**Record extracts**
◇ ◇ ◇ ◇ ◇

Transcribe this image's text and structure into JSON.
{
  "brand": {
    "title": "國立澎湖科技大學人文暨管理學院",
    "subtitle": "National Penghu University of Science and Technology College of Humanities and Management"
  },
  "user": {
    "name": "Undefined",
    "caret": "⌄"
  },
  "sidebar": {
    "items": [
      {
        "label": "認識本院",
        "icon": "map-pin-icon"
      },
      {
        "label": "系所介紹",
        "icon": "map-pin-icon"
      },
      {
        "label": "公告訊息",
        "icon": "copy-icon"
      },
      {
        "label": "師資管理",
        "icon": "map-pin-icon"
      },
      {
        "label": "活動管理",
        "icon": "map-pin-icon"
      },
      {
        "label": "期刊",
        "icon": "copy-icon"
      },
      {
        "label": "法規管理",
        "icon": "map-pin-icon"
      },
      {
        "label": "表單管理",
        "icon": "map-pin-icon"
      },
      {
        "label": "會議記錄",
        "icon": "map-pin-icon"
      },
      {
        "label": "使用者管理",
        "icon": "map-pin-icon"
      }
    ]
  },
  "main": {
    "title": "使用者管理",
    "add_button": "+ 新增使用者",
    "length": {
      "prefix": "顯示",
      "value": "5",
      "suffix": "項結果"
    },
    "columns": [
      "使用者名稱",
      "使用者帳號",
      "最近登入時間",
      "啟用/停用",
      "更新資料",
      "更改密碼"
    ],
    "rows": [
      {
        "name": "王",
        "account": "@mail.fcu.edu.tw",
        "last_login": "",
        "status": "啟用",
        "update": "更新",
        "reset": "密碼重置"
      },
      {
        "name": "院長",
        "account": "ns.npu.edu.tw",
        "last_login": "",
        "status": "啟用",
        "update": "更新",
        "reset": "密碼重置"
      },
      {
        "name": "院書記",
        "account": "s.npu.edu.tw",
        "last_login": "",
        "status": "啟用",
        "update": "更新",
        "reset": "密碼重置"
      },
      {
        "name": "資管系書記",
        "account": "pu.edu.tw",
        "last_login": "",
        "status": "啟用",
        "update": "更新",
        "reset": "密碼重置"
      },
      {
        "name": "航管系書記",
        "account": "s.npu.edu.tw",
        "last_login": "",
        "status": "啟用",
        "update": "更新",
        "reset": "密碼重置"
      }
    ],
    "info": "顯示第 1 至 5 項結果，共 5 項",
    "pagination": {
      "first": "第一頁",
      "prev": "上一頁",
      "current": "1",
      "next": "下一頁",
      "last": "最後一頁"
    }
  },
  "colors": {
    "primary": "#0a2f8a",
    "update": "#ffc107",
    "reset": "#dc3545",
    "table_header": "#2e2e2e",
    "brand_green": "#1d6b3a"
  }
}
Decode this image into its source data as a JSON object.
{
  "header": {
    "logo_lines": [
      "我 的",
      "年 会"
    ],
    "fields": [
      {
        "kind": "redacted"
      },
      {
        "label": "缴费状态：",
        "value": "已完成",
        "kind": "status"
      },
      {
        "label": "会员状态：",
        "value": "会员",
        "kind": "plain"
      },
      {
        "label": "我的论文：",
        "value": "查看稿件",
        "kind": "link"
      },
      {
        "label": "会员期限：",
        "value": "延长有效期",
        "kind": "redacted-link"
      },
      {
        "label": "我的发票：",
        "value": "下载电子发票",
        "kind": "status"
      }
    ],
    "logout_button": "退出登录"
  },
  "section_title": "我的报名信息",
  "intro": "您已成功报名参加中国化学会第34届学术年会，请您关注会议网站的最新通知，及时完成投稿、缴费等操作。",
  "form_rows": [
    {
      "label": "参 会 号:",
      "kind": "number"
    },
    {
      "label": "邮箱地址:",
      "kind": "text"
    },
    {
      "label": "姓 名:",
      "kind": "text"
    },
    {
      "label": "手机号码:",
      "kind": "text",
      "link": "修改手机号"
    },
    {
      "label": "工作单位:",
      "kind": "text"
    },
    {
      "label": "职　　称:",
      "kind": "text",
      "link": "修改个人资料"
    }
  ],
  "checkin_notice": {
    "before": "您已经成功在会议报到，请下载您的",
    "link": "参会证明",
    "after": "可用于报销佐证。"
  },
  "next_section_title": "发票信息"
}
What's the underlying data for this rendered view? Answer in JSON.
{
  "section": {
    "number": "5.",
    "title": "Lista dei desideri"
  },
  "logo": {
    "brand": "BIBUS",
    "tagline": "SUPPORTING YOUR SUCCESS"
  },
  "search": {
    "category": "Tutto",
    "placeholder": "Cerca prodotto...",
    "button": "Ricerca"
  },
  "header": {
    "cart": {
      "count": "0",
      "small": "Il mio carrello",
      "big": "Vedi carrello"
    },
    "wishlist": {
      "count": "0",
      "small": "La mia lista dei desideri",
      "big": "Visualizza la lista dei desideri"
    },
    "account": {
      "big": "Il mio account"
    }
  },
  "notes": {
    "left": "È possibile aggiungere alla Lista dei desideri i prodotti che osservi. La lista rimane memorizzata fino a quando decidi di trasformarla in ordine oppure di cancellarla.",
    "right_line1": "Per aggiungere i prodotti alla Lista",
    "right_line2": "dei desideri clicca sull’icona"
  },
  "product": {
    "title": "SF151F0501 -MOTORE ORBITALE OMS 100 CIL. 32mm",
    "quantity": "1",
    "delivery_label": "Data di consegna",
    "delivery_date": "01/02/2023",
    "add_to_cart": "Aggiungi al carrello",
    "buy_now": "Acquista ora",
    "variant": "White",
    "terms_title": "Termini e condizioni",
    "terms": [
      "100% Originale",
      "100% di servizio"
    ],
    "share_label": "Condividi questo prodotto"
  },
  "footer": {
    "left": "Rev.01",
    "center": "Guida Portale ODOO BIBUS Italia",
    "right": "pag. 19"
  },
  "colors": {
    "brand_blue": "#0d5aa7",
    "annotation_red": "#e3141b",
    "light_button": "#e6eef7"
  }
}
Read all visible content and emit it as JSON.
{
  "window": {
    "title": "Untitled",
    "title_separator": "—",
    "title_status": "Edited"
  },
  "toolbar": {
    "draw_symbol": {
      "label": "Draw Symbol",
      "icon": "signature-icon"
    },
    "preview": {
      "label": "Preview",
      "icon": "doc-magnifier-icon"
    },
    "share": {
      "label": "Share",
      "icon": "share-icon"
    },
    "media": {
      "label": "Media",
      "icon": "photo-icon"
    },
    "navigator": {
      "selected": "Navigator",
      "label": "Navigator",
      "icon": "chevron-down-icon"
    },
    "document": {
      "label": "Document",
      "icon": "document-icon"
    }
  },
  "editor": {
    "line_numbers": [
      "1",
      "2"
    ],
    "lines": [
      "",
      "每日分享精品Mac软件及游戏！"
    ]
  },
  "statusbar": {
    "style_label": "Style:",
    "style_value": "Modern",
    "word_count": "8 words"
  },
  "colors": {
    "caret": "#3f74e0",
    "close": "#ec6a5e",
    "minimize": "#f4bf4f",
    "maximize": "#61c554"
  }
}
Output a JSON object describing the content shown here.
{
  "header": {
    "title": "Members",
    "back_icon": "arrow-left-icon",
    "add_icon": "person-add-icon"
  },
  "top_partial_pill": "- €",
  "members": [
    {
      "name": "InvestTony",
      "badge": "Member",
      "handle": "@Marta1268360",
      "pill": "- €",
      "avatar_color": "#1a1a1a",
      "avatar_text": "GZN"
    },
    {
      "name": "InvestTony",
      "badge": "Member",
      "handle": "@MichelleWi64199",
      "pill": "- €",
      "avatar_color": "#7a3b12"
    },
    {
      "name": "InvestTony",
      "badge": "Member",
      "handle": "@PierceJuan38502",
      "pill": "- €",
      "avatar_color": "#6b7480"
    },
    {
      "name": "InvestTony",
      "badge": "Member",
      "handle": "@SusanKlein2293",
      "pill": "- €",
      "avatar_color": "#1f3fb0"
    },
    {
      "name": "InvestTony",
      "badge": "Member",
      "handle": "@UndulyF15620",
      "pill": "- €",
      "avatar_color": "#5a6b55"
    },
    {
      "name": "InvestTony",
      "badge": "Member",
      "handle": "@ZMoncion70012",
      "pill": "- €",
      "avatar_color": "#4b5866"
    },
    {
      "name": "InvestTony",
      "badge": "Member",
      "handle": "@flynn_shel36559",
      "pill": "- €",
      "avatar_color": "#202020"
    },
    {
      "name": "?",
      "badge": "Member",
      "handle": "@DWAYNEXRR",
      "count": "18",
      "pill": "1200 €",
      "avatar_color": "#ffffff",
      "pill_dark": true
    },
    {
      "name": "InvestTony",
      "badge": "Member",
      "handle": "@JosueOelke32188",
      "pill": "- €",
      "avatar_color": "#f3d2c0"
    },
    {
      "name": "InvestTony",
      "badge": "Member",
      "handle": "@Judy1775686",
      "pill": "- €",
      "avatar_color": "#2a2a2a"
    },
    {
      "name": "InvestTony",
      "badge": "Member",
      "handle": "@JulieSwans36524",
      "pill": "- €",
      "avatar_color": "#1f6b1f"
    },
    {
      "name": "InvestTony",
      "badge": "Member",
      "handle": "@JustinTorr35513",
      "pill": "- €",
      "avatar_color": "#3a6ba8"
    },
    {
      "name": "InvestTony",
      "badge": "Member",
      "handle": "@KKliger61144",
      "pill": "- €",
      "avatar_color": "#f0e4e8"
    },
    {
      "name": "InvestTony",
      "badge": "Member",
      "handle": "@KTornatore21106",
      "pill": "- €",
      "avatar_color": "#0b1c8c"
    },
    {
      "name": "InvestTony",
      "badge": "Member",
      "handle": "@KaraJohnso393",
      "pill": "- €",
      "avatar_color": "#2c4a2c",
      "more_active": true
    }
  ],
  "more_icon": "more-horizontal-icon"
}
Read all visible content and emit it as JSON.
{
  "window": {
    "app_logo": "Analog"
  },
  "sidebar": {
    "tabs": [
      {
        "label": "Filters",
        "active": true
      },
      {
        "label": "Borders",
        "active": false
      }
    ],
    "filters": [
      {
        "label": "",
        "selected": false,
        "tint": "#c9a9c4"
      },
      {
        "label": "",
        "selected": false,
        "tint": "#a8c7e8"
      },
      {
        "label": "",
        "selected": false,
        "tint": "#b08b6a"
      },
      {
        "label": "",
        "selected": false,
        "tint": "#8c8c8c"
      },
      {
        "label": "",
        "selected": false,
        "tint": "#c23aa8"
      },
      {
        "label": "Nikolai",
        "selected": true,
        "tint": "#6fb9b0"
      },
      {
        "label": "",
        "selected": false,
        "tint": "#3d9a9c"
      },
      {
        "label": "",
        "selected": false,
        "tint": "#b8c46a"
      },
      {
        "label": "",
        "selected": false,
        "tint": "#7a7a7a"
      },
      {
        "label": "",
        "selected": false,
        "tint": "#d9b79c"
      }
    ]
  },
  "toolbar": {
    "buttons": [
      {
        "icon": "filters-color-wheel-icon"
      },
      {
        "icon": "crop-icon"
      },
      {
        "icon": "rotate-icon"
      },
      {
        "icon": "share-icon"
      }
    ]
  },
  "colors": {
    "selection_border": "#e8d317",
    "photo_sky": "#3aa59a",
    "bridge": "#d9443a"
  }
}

◇ ◇ ◇ ◇ ◇

**Exercise details**
Of the lines above, copy each that contains "prodotto".

**Response**
    "placeholder": "Cerca prodotto...",
    "share_label": "Condividi questo prodotto"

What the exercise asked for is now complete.